## Exercise goal
For the material that follows, list every line containing the word "name".
·····
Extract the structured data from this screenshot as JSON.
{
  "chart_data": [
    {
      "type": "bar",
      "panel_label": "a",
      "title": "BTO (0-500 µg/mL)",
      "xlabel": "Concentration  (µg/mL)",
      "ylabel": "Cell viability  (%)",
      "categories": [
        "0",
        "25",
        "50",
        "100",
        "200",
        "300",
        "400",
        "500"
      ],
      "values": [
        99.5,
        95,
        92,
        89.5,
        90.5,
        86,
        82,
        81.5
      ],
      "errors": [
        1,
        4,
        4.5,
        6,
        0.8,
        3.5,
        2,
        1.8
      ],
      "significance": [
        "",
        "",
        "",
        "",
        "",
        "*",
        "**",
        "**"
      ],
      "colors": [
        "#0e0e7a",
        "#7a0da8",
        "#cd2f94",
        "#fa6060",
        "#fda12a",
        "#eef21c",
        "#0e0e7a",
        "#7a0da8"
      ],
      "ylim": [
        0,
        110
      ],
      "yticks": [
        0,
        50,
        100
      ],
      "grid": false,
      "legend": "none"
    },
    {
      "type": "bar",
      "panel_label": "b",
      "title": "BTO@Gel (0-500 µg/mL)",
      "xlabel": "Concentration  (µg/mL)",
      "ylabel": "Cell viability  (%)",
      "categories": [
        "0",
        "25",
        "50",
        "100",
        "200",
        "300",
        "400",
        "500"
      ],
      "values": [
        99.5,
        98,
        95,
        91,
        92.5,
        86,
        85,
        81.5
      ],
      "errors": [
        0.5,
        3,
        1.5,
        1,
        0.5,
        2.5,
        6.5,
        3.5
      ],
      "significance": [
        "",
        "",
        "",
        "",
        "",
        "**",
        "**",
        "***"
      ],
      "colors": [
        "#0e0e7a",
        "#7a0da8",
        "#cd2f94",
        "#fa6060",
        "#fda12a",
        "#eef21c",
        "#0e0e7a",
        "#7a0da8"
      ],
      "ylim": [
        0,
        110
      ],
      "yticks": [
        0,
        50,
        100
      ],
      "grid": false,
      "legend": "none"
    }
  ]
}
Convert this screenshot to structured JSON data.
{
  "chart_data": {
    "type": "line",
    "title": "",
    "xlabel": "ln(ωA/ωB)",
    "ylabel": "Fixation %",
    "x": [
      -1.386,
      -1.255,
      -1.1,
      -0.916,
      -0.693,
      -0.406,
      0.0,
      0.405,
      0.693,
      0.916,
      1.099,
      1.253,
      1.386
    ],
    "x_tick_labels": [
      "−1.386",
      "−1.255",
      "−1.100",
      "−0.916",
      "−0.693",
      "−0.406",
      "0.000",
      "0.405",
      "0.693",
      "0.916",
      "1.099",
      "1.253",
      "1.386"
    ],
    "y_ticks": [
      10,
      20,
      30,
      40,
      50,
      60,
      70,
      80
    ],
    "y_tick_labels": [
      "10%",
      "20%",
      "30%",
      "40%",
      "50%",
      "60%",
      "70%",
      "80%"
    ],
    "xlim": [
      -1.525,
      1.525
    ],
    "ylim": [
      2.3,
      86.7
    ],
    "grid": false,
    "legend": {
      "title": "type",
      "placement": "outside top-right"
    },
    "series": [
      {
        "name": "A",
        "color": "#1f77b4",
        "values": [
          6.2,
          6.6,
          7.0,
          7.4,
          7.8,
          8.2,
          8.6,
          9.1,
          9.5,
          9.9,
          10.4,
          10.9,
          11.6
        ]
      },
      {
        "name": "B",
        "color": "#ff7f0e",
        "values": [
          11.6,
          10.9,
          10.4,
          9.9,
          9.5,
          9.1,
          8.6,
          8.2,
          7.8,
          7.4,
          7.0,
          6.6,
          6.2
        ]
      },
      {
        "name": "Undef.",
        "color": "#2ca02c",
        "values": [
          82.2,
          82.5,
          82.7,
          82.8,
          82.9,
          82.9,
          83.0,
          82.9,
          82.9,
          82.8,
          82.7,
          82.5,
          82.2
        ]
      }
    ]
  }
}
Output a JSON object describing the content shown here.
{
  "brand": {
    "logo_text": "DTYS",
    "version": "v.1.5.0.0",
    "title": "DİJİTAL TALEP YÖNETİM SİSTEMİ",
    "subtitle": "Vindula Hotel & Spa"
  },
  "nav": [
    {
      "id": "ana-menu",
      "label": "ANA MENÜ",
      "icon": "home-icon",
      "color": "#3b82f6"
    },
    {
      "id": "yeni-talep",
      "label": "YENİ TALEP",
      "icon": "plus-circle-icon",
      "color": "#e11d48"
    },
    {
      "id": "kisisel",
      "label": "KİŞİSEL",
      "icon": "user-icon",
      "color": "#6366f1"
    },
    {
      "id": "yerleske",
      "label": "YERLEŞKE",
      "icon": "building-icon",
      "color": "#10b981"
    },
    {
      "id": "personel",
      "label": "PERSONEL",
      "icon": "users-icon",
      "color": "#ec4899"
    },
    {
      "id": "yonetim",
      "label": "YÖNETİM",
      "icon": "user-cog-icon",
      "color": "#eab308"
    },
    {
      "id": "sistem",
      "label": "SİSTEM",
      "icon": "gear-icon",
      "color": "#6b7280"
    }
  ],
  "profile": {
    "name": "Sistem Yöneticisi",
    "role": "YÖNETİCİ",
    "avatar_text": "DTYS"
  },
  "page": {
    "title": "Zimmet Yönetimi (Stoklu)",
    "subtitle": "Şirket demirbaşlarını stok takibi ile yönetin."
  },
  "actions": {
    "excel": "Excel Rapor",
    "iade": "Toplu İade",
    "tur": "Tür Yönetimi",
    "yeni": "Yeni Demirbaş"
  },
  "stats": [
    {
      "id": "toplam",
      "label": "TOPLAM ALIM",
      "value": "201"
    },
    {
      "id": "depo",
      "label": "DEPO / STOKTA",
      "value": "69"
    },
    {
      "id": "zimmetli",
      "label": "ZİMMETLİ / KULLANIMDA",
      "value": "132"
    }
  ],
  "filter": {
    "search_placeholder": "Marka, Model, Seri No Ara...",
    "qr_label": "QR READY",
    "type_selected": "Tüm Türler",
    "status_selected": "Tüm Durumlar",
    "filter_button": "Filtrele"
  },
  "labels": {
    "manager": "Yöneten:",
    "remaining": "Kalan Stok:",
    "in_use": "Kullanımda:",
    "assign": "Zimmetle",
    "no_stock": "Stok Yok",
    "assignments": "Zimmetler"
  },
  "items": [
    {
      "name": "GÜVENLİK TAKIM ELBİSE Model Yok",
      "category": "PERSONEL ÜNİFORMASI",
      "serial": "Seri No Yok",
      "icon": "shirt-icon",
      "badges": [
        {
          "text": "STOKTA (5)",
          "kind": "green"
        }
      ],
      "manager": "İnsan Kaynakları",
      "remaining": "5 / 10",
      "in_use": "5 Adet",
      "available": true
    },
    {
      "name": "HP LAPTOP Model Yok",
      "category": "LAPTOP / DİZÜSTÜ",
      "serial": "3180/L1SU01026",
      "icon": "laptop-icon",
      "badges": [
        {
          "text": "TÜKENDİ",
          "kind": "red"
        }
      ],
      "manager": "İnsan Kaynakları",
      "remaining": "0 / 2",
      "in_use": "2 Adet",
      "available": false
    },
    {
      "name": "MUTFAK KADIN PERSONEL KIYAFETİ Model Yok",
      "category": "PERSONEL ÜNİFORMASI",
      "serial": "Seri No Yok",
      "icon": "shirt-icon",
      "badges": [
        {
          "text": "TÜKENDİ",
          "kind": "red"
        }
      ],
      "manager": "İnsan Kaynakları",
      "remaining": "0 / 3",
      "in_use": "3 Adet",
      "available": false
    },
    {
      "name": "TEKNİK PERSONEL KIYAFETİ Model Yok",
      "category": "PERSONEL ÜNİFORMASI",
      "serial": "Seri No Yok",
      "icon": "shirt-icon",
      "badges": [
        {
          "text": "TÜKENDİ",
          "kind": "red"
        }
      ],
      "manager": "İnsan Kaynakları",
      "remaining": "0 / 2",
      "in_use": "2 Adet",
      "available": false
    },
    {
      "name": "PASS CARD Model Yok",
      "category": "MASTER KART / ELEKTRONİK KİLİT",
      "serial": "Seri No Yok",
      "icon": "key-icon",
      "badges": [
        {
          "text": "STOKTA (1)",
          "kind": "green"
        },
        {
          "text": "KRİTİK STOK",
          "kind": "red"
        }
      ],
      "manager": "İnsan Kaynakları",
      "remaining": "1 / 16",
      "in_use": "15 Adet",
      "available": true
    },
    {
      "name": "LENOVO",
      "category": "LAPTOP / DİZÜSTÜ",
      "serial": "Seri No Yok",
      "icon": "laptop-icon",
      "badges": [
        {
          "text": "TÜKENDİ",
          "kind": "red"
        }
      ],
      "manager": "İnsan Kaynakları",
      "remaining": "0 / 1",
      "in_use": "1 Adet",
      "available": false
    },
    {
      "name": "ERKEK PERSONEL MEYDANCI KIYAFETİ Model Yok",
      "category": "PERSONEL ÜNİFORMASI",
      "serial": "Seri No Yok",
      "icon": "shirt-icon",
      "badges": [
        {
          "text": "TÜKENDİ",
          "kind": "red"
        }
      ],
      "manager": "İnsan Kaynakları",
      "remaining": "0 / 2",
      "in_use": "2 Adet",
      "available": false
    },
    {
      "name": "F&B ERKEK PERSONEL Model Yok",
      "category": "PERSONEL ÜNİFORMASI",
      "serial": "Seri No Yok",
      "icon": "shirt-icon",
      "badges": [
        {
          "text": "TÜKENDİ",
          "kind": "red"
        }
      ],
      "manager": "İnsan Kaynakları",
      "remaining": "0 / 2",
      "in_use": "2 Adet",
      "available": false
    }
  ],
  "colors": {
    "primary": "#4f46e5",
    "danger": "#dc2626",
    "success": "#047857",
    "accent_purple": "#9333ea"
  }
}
·····
## Solution to the exercise
        "name": "A",
        "name": "B",
        "name": "Undef.",
    "name": "Sistem Yöneticisi",
      "name": "GÜVENLİK TAKIM ELBİSE Model Yok",
      "name": "HP LAPTOP Model Yok",
      "name": "MUTFAK KADIN PERSONEL KIYAFETİ Model Yok",
      "name": "TEKNİK PERSONEL KIYAFETİ Model Yok",
      "name": "PASS CARD Model Yok",
      "name": "LENOVO",
      "name": "ERKEK PERSONEL MEYDANCI KIYAFETİ Model Yok",
      "name": "F&B ERKEK PERSONEL Model Yok",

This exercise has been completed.